* Start Extracted text *
‘Letter of Acceptance’ by William D. Haywood from Appeal to Reason. No. 557. August 4, 1906.

Haywood marching with strikers in Lowell, Massachusetts. 1912.

Written like a man facing death, which he was, a barn-burner from Haywood. In jail waiting trial on the ridiculous charges of murdering that state’s former governor Frank Steunenberg in 1905, Western Federation of Miners leader William D. Haywood accepts the nomination for Governor of Colorado (where he was extradited from) on the Socialist Party ticket. Winning 16,000 votes or about 8% that November, Haywood and his comrades were successfully defended by Clarence Darrow in a case that brought Haywood to national attention. Haywood and his comrades were acquitted in July, 1907.

‘Letter of Acceptance’ by William D. Haywood from Appeal to Reason. No. 557. August 4, 1906.

Ada County Jail.

Boise, Idaho, July 14, 1906.
* End Extracted text *
* Start Data shown *
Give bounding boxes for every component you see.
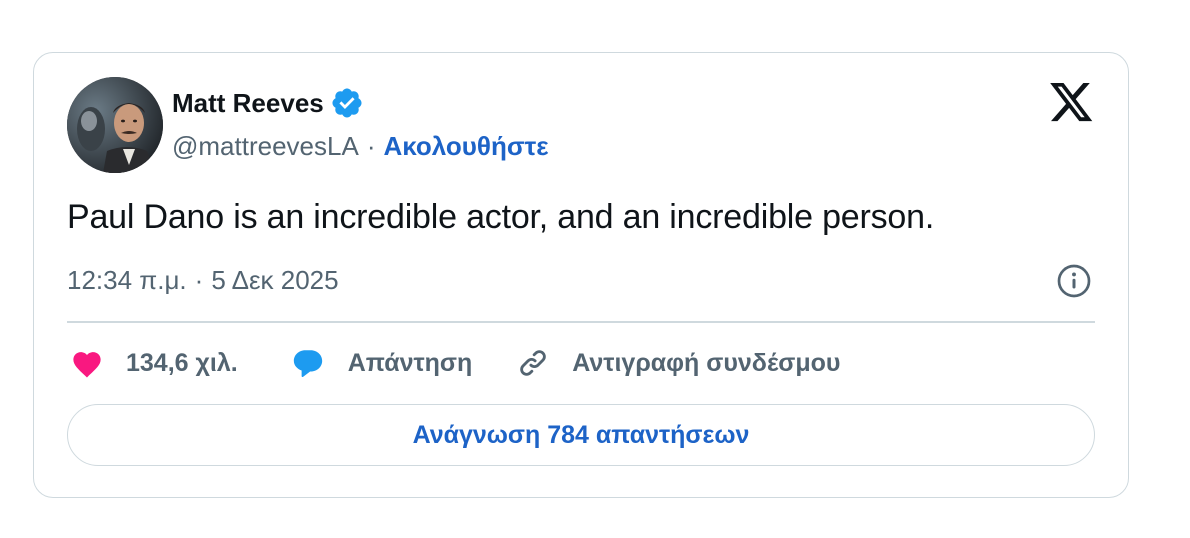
* End Data shown *
What is asked:
A – Rewrite the passage of the Haywood letter page starting with "Haywood marching with" and going on through "in July, 1907.", substituting "fellow defendants" for "comrades" each time it occurs.
B – Continue the page on Haywood's letter of acceptance from the point where it stops.

Task results:
A –
Haywood marching with strikers in Lowell, Massachusetts. 1912.

Written like a man facing death, which he was, a barn-burner from Haywood. In jail waiting trial on the ridiculous charges of murdering that state’s former governor Frank Steunenberg in 1905, Western Federation of Miners leader William D. Haywood accepts the nomination for Governor of Colorado (where he was extradited from) on the Socialist Party ticket. Winning 16,000 votes or about 8% that November, Haywood and his fellow defendants were successfully defended by Clarence Darrow in a case that brought Haywood to national attention. Haywood and his fellow defendants were acquitted in July, 1907.

B –
State Committee Socialist Party of Colorado–Comrades and Fellow Workers:

WHILE sitting with my lately widowed, gray-haired mother in in the shadow of this jail, surrounded by guards, I received your message notifying me that I had by acclamation been nominated the Socialist party candidate for governor of Colorado. After brief reflection on the duties of a member of the party, I said to mother: “I will accept the nomination.” The maternal love in her eyes was partly veiled with a mist gathered from a lake of tears, while, like a benediction, she spoke these words: “It is well, my son.” Thus was your notification received and the nomination accepted.

The Socialist platform is the cornerstone of industrial liberty. The program is clean, clear-cut, uncompromising. Principles cannot be arbitrated. Let the campaign slogan be: There is nothing to arbitrate.” The class struggle must go on as long as one man eats bread in the sweat of another man’s face.

Aim of Socialism.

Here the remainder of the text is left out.